Instruction ▸ Your task is to locate every line holding the string "text" and to copy each of them.

Excerpted records ▸
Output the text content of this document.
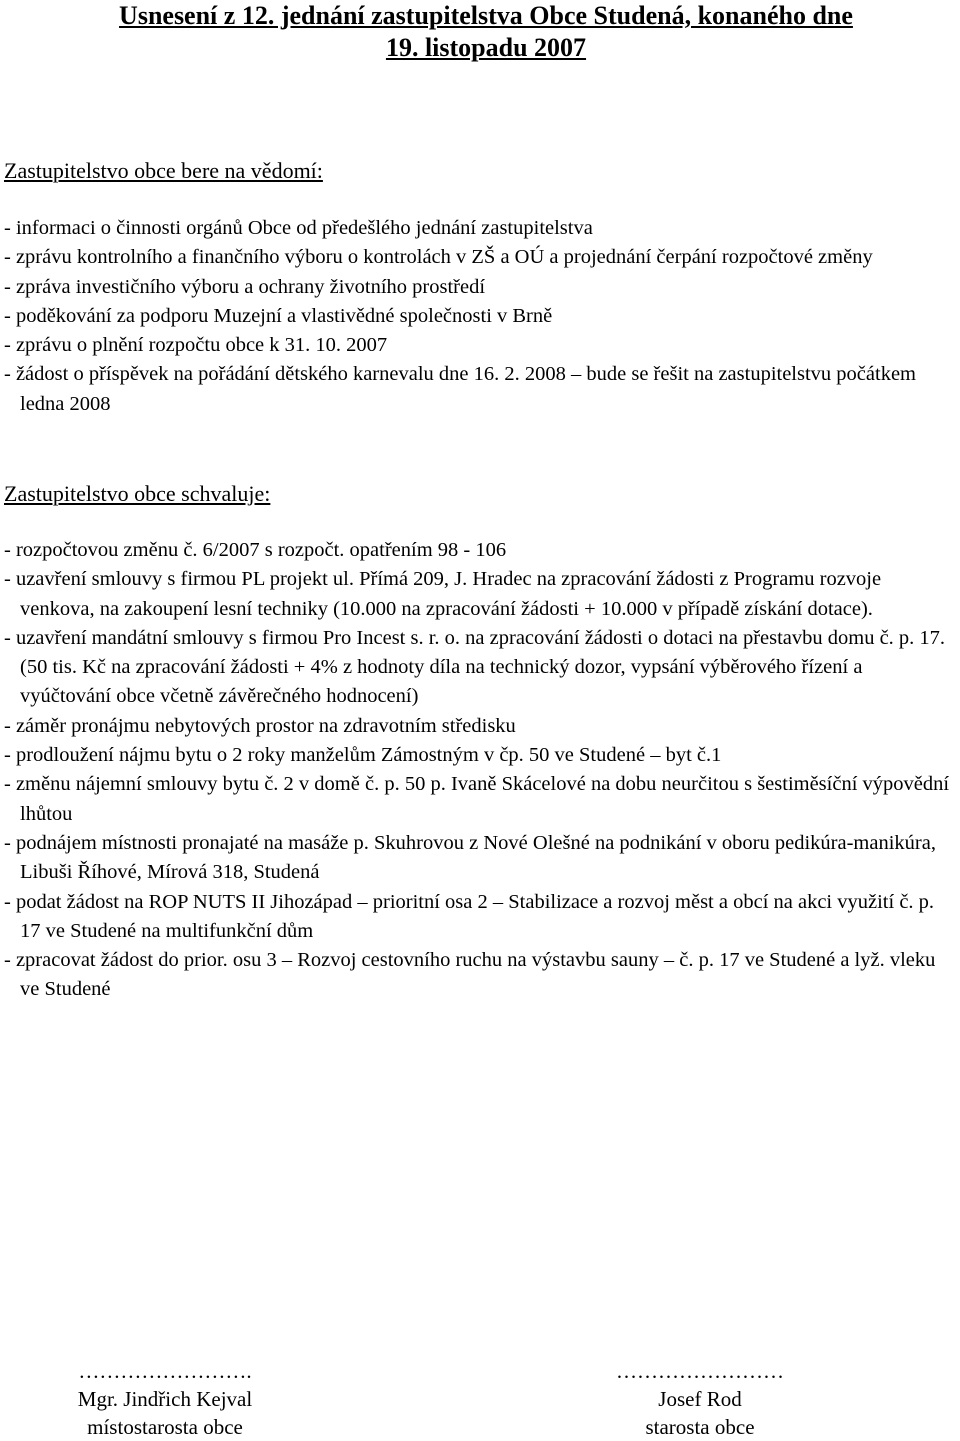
Usnesení z 12. jednání zastupitelstva Obce Studená, konaného dne
19. listopadu 2007
Zastupitelstvo obce bere na vědomí:
- informaci o činnosti orgánů Obce od předešlého jednání zastupitelstva
- zprávu kontrolního a finančního výboru o kontrolách v ZŠ a OÚ a projednání čerpání rozpočtové změny
- zpráva investičního výboru a ochrany životního prostředí
- poděkování za podporu Muzejní a vlastivědné společnosti v Brně
- zprávu o plnění rozpočtu obce k 31. 10. 2007
- žádost o příspěvek na pořádání dětského karnevalu dne 16. 2. 2008 – bude se řešit na zastupitelstvu počátkem ledna 2008
Zastupitelstvo obce schvaluje:
- rozpočtovou změnu č. 6/2007 s rozpočt. opatřením 98 - 106
- uzavření smlouvy s firmou PL projekt ul. Přímá 209, J. Hradec na zpracování žádosti z Programu rozvoje venkova, na zakoupení lesní techniky (10.000 na zpracování žádosti + 10.000 v případě získání dotace).
- uzavření mandátní smlouvy s firmou Pro Incest s. r. o. na zpracování žádosti o dotaci na přestavbu domu č. p. 17. (50 tis. Kč na zpracování žádosti + 4% z hodnoty díla na technický dozor, vypsání výběrového řízení a vyúčtování obce včetně závěrečného hodnocení)
- záměr pronájmu nebytových prostor na zdravotním středisku
- prodloužení nájmu bytu o 2 roky manželům Zámostným v čp. 50 ve Studené – byt č.1
- změnu nájemní smlouvy bytu č. 2 v domě č. p. 50 p. Ivaně Skácelové na dobu neurčitou s šestiměsíční výpovědní lhůtou
- podnájem místnosti pronajaté na masáže p. Skuhrovou z Nové Olešné na podnikání v oboru pedikúra-manikúra, Libuši Říhové, Mírová 318, Studená
- podat žádost na ROP NUTS II Jihozápad – prioritní osa 2 – Stabilizace a rozvoj měst a obcí na akci využití č. p. 17 ve Studené na multifunkční dům
- zpracovat žádost do prior. osu 3 – Rozvoj cestovního ruchu na výstavbu sauny – č. p. 17 ve Studené a lyž. vleku ve Studené
…………………….
Mgr. Jindřich Kejval
místostarosta obce
……………………
Josef Rod
starosta obce
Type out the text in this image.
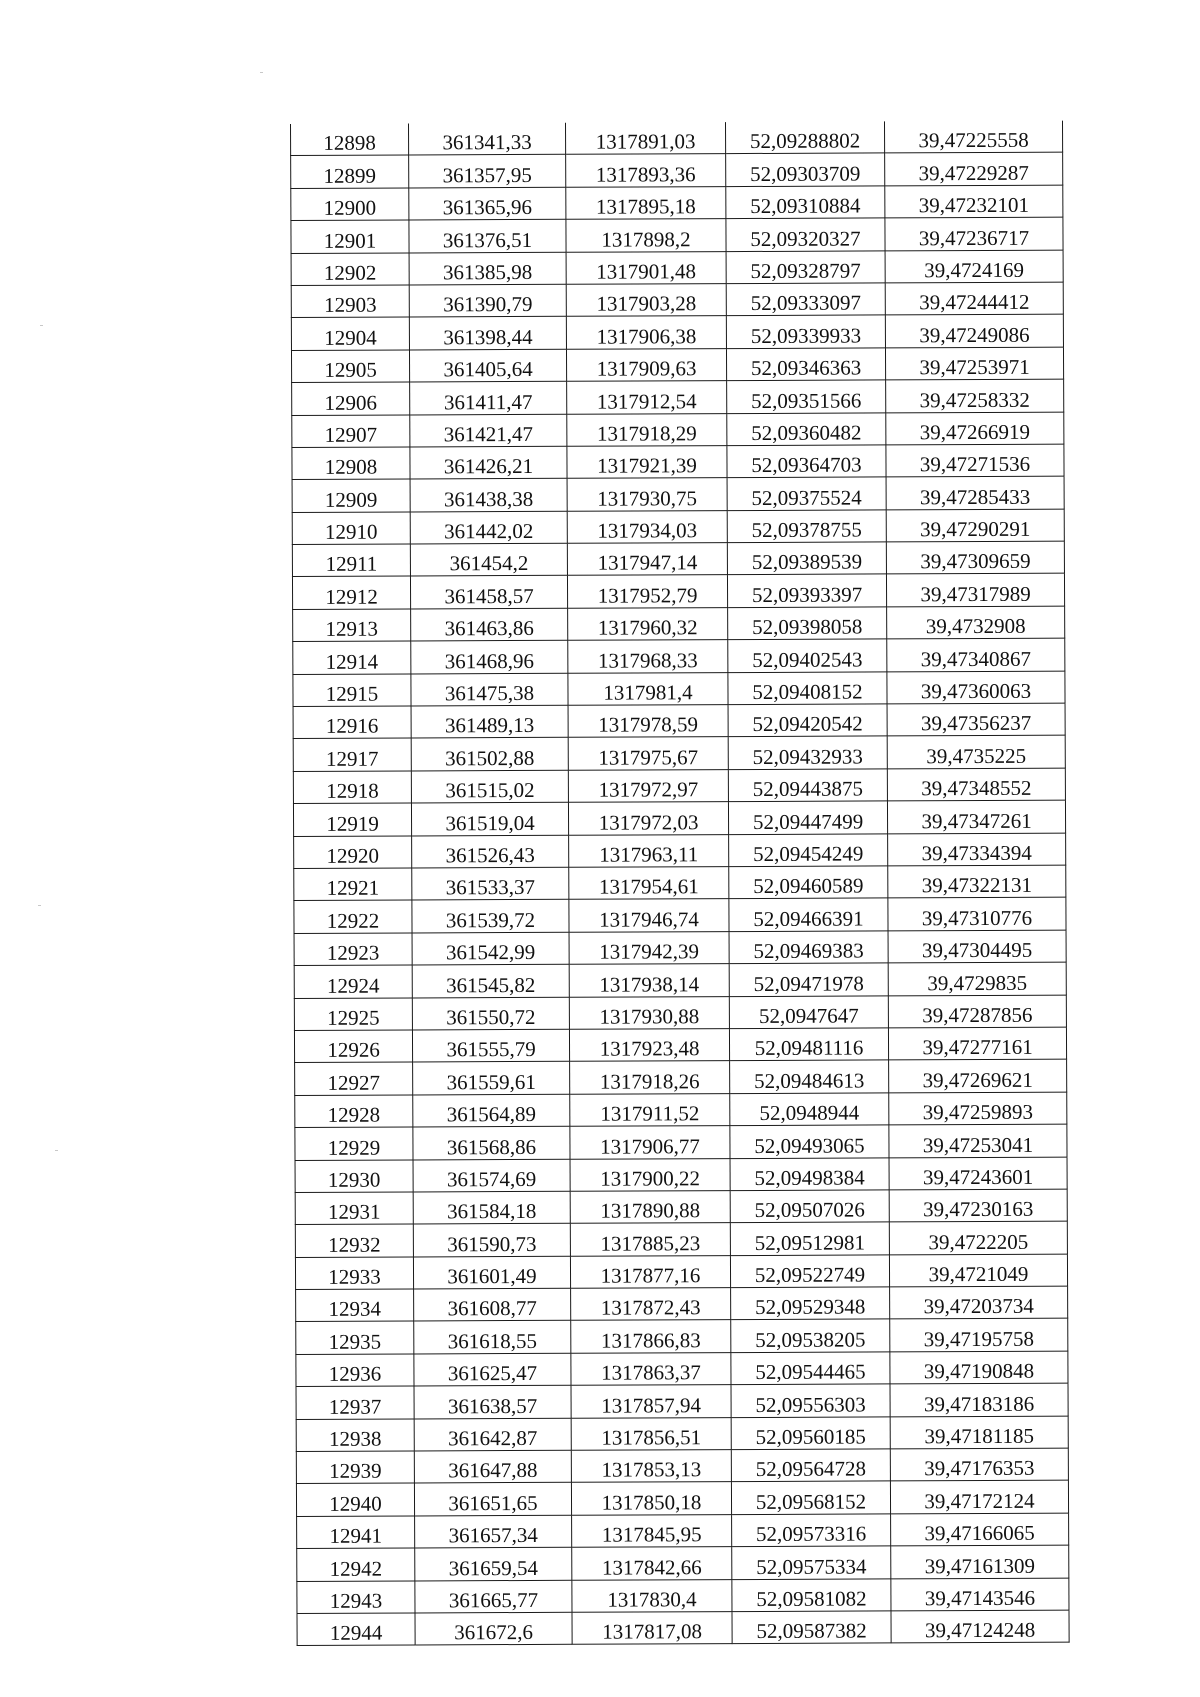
12898	361341,33	1317891,03	52,09288802	39,47225558
12899	361357,95	1317893,36	52,09303709	39,47229287
12900	361365,96	1317895,18	52,09310884	39,47232101
12901	361376,51	1317898,2	52,09320327	39,47236717
12902	361385,98	1317901,48	52,09328797	39,4724169
12903	361390,79	1317903,28	52,09333097	39,47244412
12904	361398,44	1317906,38	52,09339933	39,47249086
12905	361405,64	1317909,63	52,09346363	39,47253971
12906	361411,47	1317912,54	52,09351566	39,47258332
12907	361421,47	1317918,29	52,09360482	39,47266919
12908	361426,21	1317921,39	52,09364703	39,47271536
12909	361438,38	1317930,75	52,09375524	39,47285433
12910	361442,02	1317934,03	52,09378755	39,47290291
12911	361454,2	1317947,14	52,09389539	39,47309659
12912	361458,57	1317952,79	52,09393397	39,47317989
12913	361463,86	1317960,32	52,09398058	39,4732908
12914	361468,96	1317968,33	52,09402543	39,47340867
12915	361475,38	1317981,4	52,09408152	39,47360063
12916	361489,13	1317978,59	52,09420542	39,47356237
12917	361502,88	1317975,67	52,09432933	39,4735225
12918	361515,02	1317972,97	52,09443875	39,47348552
12919	361519,04	1317972,03	52,09447499	39,47347261
12920	361526,43	1317963,11	52,09454249	39,47334394
12921	361533,37	1317954,61	52,09460589	39,47322131
12922	361539,72	1317946,74	52,09466391	39,47310776
12923	361542,99	1317942,39	52,09469383	39,47304495
12924	361545,82	1317938,14	52,09471978	39,4729835
12925	361550,72	1317930,88	52,0947647	39,47287856
12926	361555,79	1317923,48	52,09481116	39,47277161
12927	361559,61	1317918,26	52,09484613	39,47269621
12928	361564,89	1317911,52	52,0948944	39,47259893
12929	361568,86	1317906,77	52,09493065	39,47253041
12930	361574,69	1317900,22	52,09498384	39,47243601
12931	361584,18	1317890,88	52,09507026	39,47230163
12932	361590,73	1317885,23	52,09512981	39,4722205
12933	361601,49	1317877,16	52,09522749	39,4721049
12934	361608,77	1317872,43	52,09529348	39,47203734
12935	361618,55	1317866,83	52,09538205	39,47195758
12936	361625,47	1317863,37	52,09544465	39,47190848
12937	361638,57	1317857,94	52,09556303	39,47183186
12938	361642,87	1317856,51	52,09560185	39,47181185
12939	361647,88	1317853,13	52,09564728	39,47176353
12940	361651,65	1317850,18	52,09568152	39,47172124
12941	361657,34	1317845,95	52,09573316	39,47166065
12942	361659,54	1317842,66	52,09575334	39,47161309
12943	361665,77	1317830,4	52,09581082	39,47143546
12944	361672,6	1317817,08	52,09587382	39,47124248
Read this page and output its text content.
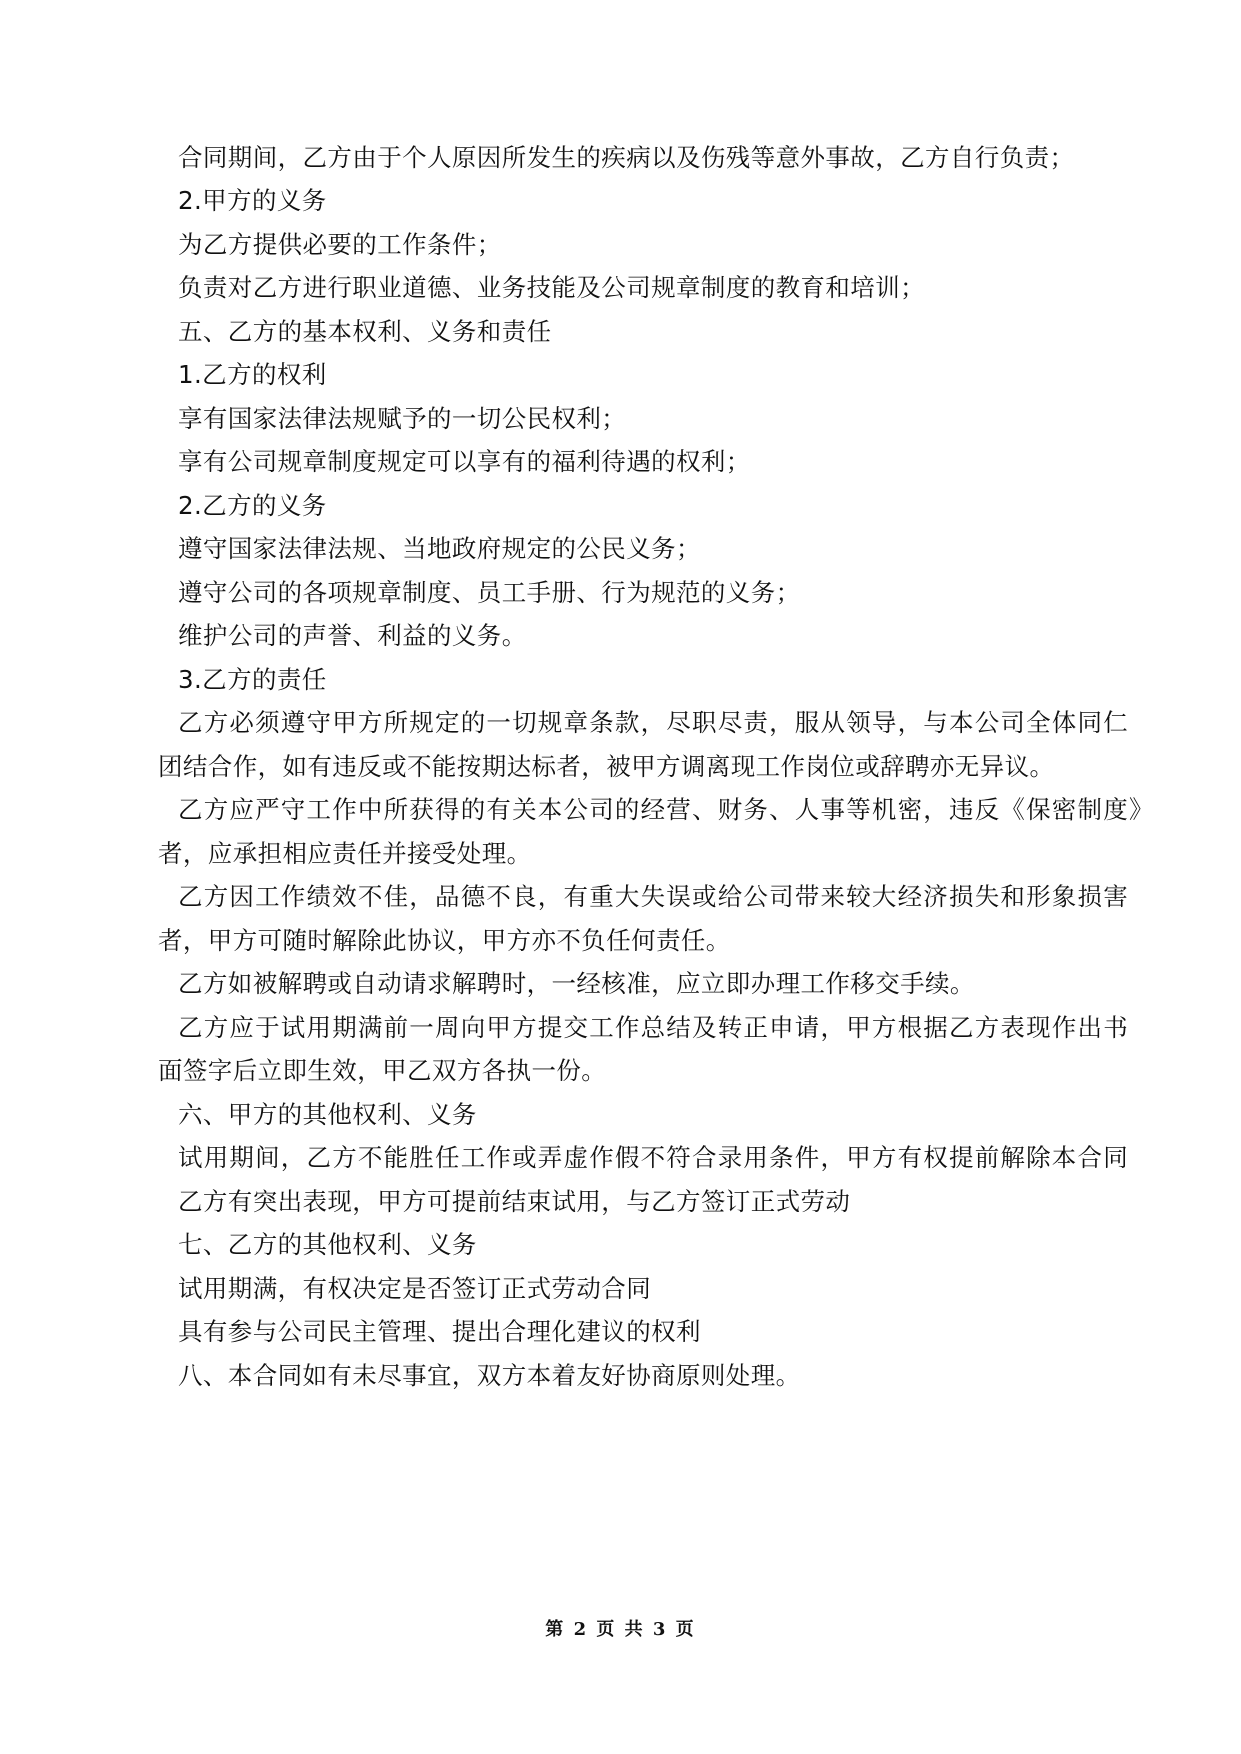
合同期间，乙方由于个人原因所发生的疾病以及伤残等意外事故，乙方自行负责；
2.甲方的义务
为乙方提供必要的工作条件；
负责对乙方进行职业道德、业务技能及公司规章制度的教育和培训；
五、乙方的基本权利、义务和责任
1.乙方的权利
享有国家法律法规赋予的一切公民权利；
享有公司规章制度规定可以享有的福利待遇的权利；
2.乙方的义务
遵守国家法律法规、当地政府规定的公民义务；
遵守公司的各项规章制度、员工手册、行为规范的义务；
维护公司的声誉、利益的义务。
3.乙方的责任
乙方必须遵守甲方所规定的一切规章条款，尽职尽责，服从领导，与本公司全体同仁
团结合作，如有违反或不能按期达标者，被甲方调离现工作岗位或辞聘亦无异议。
乙方应严守工作中所获得的有关本公司的经营、财务、人事等机密，违反《保密制度》
者，应承担相应责任并接受处理。
乙方因工作绩效不佳，品德不良，有重大失误或给公司带来较大经济损失和形象损害
者，甲方可随时解除此协议，甲方亦不负任何责任。
乙方如被解聘或自动请求解聘时，一经核准，应立即办理工作移交手续。
乙方应于试用期满前一周向甲方提交工作总结及转正申请，甲方根据乙方表现作出书
面签字后立即生效，甲乙双方各执一份。
六、甲方的其他权利、义务
试用期间，乙方不能胜任工作或弄虚作假不符合录用条件，甲方有权提前解除本合同
乙方有突出表现，甲方可提前结束试用，与乙方签订正式劳动
七、乙方的其他权利、义务
试用期满，有权决定是否签订正式劳动合同
具有参与公司民主管理、提出合理化建议的权利
八、本合同如有未尽事宜，双方本着友好协商原则处理。
第 2 页 共 3 页
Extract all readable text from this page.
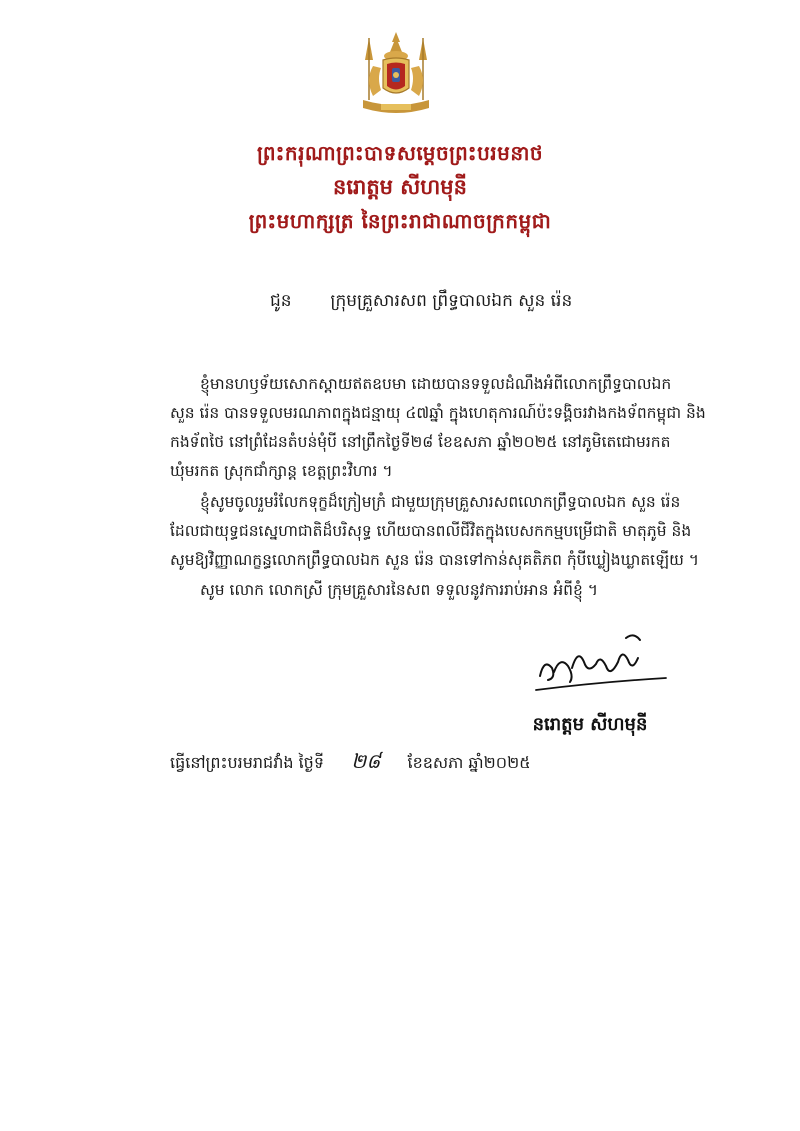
ព្រះករុណាព្រះបាទសម្ដេចព្រះបរមនាថ
នរោត្តម សីហមុនី
ព្រះមហាក្សត្រ នៃព្រះរាជាណាចក្រកម្ពុជា
ជូន ក្រុមគ្រួសារសព ព្រឹទ្ធបាលឯក សួន រ៉េន
ខ្ញុំមានហឫទ័យសោកស្ដាយឥតឧបមា ដោយបានទទួលដំណឹងអំពីលោកព្រឹទ្ធបាលឯក
សួន រ៉េន បានទទួលមរណភាពក្នុងជន្មាយុ ៤៧ឆ្នាំ ក្នុងហេតុការណ៍ប៉ះទង្គិចរវាងកងទ័ពកម្ពុជា និង
កងទ័ពថៃ នៅព្រំដែនតំបន់មុំបី នៅព្រឹកថ្ងៃទី២៨ ខែឧសភា ឆ្នាំ២០២៥ នៅភូមិតេជោមរកត
ឃុំមរកត ស្រុកជាំក្សាន្ត ខេត្តព្រះវិហារ ។
ខ្ញុំសូមចូលរួមរំលែកទុក្ខដ៏ក្រៀមក្រំ ជាមួយក្រុមគ្រួសារសពលោកព្រឹទ្ធបាលឯក សួន រ៉េន
ដែលជាយុទ្ធជនស្នេហាជាតិដ៏បរិសុទ្ធ ហើយបានពលីជីវិតក្នុងបេសកកម្មបម្រើជាតិ មាតុភូមិ និង
សូមឱ្យវិញ្ញាណក្ខន្ធលោកព្រឹទ្ធបាលឯក សួន រ៉េន បានទៅកាន់សុគតិភព កុំបីឃ្លៀងឃ្លាតឡើយ ។
សូម លោក លោកស្រី ក្រុមគ្រួសារនៃសព ទទួលនូវការរាប់អាន អំពីខ្ញុំ ។
នរោត្តម សីហមុនី
ធ្វើនៅព្រះបរមរាជវាំង ថ្ងៃទី ២៨ ខែឧសភា ឆ្នាំ២០២៥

Full answer ▸
Output the text content of this document.
Type out the text in this image.
Read this page and output its text content.
Extract all readable text from this page.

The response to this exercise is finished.